• **Input records**:
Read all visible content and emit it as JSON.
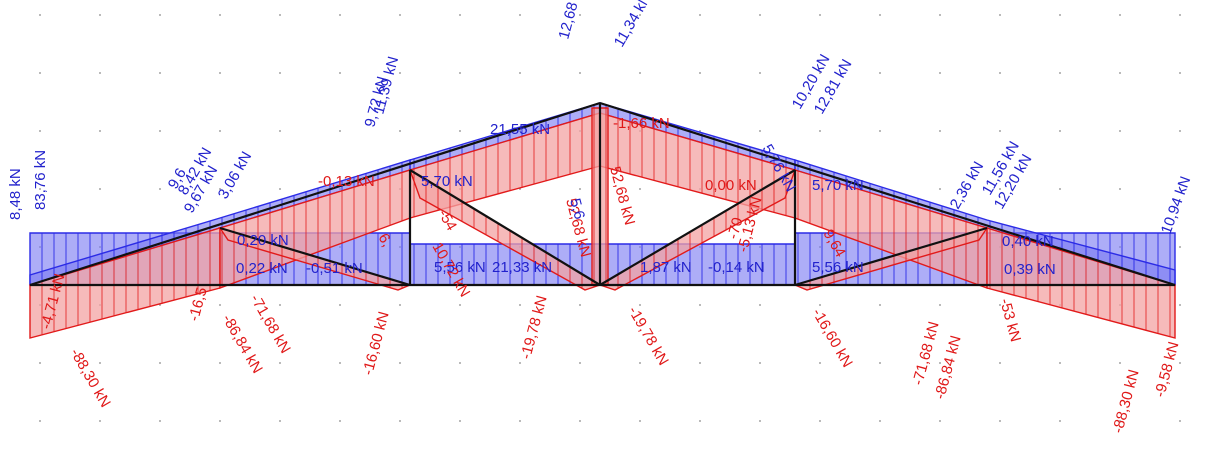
{
  "diagram": {
    "type": "truss-axial-force-diagram",
    "colors": {
      "compression_fill": "#7b7bf2",
      "compression_stroke": "#2b2be6",
      "tension_fill": "#f3a3a3",
      "tension_stroke": "#e21a1a",
      "member": "#111111",
      "grid_dot": "#8a8a8a"
    },
    "labels": [
      "12,68 kN",
      "11,34 kN",
      "10,20 kN",
      "12,81 kN",
      "5,76 kN",
      "11,39 kN",
      "9,72 kN",
      "8,42 kN",
      "9,6",
      "9,67 kN",
      "3,06 kN",
      "83,76 kN",
      "8,48 kN",
      "11,56 kN",
      "12,20 kN",
      "2,36 kN",
      "10,94 kN",
      "21,55 kN",
      "-1,66 kN",
      "-0,13 kN",
      "5,70 kN",
      "0,00 kN",
      "5,70 kN",
      "0,20 kN",
      "0,22 kN",
      "-0,51 kN",
      "5,56 kN",
      "21,33 kN",
      "1,87 kN",
      "-0,14 kN",
      "5,56 kN",
      "0,40 kN",
      "0,39 kN",
      "-4,71 kN",
      "-88,30 kN",
      "-16,5",
      "-86,84 kN",
      "-71,68 kN",
      "-16,60 kN",
      "10,72 kN",
      "-54",
      "-19,78 kN",
      "-19,78 kN",
      "52,68 kN",
      "52,68 kN",
      "5,6",
      "-70",
      "-16,60 kN",
      "-71,68 kN",
      "-86,84 kN",
      "-53 kN",
      "-88,30 kN",
      "-9,58 kN",
      "9,64",
      "-5,13 kN",
      "6,"
    ]
  }
}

• **Work instructions**: Copy the data character for character, but drop all pictures from the copy.

• **Solution for this problem**:
Read all visible content and emit it as JSON.
{
  "diagram": {
    "type": "truss-axial-force-diagram",
    "colors": {
      "compression_fill": "#7b7bf2",
      "compression_stroke": "#2b2be6",
      "tension_fill": "#f3a3a3",
      "tension_stroke": "#e21a1a",
      "member": "#111111",
      "grid_dot": "#8a8a8a"
    },
    "labels": [
      "12,68 kN",
      "11,34 kN",
      "10,20 kN",
      "12,81 kN",
      "5,76 kN",
      "11,39 kN",
      "9,72 kN",
      "8,42 kN",
      "9,6",
      "9,67 kN",
      "3,06 kN",
      "83,76 kN",
      "8,48 kN",
      "11,56 kN",
      "12,20 kN",
      "2,36 kN",
      "10,94 kN",
      "21,55 kN",
      "-1,66 kN",
      "-0,13 kN",
      "5,70 kN",
      "0,00 kN",
      "5,70 kN",
      "0,20 kN",
      "0,22 kN",
      "-0,51 kN",
      "5,56 kN",
      "21,33 kN",
      "1,87 kN",
      "-0,14 kN",
      "5,56 kN",
      "0,40 kN",
      "0,39 kN",
      "-4,71 kN",
      "-88,30 kN",
      "-16,5",
      "-86,84 kN",
      "-71,68 kN",
      "-16,60 kN",
      "10,72 kN",
      "-54",
      "-19,78 kN",
      "-19,78 kN",
      "52,68 kN",
      "52,68 kN",
      "5,6",
      "-70",
      "-16,60 kN",
      "-71,68 kN",
      "-86,84 kN",
      "-53 kN",
      "-88,30 kN",
      "-9,58 kN",
      "9,64",
      "-5,13 kN",
      "6,"
    ]
  }
}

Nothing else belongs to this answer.